> ROWS
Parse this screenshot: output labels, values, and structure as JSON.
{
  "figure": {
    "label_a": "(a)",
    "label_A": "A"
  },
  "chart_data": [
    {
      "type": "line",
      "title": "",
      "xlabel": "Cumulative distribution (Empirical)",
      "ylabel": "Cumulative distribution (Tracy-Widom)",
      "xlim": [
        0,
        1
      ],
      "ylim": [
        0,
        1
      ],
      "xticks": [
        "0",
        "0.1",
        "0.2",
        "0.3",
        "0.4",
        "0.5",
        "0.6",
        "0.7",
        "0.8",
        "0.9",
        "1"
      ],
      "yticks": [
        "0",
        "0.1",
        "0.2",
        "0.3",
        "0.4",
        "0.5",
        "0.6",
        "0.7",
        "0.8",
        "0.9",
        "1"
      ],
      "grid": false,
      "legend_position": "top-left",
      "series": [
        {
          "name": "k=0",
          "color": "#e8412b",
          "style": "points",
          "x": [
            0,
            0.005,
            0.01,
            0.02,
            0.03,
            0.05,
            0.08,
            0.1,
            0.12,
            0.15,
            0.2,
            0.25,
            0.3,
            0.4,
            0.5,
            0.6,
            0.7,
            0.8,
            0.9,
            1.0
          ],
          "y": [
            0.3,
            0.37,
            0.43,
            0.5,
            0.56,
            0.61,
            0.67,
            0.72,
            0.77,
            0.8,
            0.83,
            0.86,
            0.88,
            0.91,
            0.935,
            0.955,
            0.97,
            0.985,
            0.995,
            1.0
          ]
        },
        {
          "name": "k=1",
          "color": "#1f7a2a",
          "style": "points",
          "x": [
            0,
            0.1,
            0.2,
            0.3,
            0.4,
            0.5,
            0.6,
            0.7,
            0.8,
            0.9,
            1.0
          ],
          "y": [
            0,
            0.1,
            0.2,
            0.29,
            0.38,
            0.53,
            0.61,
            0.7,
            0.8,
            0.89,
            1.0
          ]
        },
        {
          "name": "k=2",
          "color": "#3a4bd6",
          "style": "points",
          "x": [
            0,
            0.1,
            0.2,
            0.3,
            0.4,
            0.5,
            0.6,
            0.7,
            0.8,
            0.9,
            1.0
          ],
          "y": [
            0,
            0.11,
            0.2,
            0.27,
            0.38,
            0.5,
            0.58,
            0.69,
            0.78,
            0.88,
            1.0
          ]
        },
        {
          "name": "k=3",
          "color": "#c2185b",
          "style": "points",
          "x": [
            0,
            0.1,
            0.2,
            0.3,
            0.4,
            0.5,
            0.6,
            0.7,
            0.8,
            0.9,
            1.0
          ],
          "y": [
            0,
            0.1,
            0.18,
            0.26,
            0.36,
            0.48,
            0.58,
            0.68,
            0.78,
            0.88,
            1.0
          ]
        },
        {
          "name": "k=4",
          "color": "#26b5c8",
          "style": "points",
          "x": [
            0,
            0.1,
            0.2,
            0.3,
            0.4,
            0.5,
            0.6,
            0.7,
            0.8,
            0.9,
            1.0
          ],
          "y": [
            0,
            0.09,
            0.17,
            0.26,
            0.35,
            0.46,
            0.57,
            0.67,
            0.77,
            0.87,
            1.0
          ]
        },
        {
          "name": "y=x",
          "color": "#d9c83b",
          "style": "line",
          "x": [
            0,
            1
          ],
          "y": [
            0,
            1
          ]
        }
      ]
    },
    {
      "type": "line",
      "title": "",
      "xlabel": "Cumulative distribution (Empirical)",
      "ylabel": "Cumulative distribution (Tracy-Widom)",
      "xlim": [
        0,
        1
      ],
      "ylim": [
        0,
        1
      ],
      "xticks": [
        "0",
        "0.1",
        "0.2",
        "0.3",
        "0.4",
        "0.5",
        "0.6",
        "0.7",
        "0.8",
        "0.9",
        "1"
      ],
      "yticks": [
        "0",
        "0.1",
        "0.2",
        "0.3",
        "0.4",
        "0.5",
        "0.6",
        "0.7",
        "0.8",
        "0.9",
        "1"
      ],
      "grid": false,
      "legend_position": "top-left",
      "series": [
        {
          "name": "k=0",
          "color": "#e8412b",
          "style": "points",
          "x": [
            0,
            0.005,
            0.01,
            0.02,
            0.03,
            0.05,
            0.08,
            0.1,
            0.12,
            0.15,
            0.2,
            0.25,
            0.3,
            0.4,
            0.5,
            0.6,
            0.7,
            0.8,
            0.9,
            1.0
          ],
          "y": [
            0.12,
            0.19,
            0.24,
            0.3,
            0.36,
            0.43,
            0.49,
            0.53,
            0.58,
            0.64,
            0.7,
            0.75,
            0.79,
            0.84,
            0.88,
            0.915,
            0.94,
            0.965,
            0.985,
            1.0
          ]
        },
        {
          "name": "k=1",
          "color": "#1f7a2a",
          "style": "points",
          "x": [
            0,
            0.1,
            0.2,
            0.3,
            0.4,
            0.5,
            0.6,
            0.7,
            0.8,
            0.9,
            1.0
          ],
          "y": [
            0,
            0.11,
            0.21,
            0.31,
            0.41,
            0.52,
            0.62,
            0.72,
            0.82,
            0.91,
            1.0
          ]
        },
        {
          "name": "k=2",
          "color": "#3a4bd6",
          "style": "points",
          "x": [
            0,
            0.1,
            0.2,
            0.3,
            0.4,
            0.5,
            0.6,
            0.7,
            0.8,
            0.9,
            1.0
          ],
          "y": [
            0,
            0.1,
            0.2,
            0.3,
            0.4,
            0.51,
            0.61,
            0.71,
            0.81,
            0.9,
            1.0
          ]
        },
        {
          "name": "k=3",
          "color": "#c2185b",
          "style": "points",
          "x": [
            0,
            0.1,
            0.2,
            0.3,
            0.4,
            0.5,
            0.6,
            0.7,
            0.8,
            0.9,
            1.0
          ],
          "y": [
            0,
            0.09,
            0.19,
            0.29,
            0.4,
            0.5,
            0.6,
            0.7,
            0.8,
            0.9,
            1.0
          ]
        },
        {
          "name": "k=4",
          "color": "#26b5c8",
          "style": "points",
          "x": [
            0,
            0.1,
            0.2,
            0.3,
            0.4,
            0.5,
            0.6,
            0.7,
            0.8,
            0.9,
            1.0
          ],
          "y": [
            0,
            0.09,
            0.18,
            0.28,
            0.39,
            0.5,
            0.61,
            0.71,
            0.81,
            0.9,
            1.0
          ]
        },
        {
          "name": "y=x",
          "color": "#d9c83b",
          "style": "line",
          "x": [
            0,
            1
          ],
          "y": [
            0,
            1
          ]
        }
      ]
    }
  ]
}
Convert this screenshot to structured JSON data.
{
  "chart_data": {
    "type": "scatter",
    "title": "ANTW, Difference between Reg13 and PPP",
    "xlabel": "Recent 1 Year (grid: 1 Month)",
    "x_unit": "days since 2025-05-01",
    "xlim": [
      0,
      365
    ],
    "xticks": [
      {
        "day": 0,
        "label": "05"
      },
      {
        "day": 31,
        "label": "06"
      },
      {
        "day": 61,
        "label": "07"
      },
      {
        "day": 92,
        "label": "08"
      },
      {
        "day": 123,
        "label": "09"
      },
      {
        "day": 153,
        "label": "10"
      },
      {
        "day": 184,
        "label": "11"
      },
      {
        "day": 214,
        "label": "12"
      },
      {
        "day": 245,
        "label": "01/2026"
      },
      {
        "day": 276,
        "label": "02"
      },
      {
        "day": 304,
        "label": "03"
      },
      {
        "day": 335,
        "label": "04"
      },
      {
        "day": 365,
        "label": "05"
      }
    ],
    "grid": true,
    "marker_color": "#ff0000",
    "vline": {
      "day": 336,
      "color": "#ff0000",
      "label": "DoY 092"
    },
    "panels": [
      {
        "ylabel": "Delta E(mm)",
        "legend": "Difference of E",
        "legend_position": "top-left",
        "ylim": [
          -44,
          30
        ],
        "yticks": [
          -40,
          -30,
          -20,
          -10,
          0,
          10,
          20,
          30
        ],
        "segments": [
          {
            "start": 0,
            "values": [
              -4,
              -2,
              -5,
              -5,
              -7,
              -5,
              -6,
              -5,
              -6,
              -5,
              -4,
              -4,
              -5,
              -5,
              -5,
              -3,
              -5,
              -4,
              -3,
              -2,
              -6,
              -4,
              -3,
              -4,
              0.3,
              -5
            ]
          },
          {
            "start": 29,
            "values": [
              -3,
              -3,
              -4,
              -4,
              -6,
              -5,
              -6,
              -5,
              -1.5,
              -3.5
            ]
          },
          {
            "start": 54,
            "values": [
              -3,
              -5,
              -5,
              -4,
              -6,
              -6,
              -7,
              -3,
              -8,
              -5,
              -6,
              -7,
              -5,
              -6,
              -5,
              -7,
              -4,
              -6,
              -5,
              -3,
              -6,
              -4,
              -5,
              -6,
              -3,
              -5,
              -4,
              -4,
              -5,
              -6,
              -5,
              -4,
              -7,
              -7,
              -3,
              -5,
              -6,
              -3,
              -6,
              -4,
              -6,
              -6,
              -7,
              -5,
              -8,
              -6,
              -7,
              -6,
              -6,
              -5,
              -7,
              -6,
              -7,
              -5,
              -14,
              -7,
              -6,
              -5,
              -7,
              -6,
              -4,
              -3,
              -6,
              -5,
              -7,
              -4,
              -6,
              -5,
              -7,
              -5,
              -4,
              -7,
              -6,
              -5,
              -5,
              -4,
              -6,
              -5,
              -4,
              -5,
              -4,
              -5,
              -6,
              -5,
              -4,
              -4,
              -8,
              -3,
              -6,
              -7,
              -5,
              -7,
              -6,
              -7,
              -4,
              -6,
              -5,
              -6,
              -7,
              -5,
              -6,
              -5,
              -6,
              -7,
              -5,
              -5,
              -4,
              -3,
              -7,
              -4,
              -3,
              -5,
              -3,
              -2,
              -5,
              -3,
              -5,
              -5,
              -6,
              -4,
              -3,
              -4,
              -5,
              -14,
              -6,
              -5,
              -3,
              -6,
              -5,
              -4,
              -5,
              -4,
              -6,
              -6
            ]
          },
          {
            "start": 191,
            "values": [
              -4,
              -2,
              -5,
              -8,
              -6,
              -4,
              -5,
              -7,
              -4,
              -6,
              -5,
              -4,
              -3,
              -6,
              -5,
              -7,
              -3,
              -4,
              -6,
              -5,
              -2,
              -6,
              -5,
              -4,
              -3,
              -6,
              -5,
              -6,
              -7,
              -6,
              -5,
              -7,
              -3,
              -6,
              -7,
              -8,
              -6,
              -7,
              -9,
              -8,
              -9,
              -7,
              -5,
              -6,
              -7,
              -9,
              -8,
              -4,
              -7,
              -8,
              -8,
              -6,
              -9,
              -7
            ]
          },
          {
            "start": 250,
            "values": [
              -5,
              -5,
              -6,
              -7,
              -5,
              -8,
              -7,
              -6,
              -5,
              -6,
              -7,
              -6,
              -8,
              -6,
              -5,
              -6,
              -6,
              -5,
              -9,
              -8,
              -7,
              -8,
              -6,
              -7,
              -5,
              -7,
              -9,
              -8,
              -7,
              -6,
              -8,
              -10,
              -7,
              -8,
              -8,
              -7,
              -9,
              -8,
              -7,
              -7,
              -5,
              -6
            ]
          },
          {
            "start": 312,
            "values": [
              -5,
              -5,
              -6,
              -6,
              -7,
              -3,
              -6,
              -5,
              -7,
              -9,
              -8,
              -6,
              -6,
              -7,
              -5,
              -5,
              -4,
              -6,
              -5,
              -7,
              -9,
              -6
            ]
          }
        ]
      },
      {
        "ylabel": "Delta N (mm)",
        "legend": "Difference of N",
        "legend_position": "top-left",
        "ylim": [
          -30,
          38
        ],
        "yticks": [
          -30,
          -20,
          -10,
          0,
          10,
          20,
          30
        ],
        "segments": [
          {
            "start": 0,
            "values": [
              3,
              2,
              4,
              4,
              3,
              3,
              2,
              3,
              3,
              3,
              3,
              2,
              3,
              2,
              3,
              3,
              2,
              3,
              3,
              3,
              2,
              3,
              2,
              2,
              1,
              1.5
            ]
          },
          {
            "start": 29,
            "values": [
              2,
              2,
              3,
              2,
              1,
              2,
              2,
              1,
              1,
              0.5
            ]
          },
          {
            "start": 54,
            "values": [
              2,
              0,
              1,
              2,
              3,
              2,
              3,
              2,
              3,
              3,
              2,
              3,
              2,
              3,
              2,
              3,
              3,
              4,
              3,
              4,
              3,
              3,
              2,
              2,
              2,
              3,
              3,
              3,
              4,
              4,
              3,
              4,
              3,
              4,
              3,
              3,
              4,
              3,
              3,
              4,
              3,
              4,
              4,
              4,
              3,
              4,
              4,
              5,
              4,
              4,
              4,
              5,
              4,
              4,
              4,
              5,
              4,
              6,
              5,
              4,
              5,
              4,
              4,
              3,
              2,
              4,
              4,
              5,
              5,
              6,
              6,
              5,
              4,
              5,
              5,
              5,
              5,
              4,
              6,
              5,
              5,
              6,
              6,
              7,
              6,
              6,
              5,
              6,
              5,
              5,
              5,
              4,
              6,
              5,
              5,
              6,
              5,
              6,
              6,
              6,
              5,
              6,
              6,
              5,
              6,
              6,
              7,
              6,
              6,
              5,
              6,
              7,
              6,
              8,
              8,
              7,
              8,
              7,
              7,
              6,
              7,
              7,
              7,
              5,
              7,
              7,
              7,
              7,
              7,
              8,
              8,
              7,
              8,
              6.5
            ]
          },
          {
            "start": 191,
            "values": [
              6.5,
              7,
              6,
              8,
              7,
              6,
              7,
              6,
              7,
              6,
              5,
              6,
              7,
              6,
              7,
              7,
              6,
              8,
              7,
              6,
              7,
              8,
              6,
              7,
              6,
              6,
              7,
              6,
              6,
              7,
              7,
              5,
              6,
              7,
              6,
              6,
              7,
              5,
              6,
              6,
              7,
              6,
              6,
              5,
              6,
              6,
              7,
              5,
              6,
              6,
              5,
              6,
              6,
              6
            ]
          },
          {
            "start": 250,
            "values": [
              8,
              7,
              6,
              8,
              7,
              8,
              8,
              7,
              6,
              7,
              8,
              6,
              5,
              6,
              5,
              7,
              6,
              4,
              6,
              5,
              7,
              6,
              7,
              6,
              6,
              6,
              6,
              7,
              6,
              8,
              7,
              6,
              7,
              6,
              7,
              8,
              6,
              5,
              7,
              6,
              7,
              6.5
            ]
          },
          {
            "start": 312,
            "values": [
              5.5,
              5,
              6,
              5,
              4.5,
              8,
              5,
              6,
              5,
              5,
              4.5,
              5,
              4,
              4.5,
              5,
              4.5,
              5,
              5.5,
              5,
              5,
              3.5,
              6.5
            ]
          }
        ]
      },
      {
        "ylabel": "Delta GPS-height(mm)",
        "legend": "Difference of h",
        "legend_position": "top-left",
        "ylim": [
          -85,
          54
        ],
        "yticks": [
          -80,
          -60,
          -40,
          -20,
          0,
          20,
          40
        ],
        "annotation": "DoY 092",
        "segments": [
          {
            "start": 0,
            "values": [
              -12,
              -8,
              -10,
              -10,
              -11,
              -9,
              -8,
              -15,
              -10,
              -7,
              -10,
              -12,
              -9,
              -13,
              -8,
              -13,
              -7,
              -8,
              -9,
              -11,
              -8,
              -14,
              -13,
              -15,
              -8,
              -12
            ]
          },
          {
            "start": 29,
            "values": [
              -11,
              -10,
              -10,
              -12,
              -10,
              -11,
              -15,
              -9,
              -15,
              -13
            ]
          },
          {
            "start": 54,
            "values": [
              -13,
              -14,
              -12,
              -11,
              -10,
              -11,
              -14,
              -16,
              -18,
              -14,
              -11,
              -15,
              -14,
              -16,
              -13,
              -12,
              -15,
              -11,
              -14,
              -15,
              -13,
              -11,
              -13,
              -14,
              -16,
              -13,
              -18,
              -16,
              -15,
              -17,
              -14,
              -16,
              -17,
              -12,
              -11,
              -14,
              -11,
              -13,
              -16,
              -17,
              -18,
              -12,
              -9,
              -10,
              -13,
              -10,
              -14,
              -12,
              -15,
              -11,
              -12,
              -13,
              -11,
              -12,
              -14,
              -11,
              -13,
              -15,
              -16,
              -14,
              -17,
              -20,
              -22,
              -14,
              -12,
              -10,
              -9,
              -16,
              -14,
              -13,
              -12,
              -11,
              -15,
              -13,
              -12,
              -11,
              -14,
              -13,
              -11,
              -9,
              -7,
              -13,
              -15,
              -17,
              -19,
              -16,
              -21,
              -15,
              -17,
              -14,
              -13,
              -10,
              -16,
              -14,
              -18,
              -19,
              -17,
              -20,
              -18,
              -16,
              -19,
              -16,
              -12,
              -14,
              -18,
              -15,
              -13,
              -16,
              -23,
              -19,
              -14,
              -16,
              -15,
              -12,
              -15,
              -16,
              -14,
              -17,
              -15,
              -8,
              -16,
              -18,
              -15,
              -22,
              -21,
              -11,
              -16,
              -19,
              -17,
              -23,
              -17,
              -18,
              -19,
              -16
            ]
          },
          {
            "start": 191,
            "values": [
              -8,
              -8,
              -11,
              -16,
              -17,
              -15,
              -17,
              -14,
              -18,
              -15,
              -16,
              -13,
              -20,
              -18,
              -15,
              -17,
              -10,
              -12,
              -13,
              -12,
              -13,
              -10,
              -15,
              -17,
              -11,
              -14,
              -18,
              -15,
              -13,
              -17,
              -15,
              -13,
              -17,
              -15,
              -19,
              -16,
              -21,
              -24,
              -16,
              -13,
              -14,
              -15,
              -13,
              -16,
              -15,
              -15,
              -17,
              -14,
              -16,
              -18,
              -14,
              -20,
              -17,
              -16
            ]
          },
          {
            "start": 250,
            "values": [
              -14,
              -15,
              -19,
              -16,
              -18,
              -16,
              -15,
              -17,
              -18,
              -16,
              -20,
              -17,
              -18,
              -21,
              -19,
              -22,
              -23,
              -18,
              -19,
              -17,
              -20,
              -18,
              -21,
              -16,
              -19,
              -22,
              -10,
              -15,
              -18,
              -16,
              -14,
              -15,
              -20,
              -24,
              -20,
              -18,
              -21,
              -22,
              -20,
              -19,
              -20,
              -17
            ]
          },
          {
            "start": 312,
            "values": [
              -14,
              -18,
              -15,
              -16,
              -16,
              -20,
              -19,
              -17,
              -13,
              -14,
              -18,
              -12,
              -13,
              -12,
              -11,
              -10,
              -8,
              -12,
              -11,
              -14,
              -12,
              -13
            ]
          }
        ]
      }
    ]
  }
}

> SHORT TASK
Gather all the lines that include the word "grid" and copy them out.

> FINAL ANSWER
      "grid": false,
      "grid": false,
    "xlabel": "Recent 1 Year (grid: 1 Month)",
    "grid": true,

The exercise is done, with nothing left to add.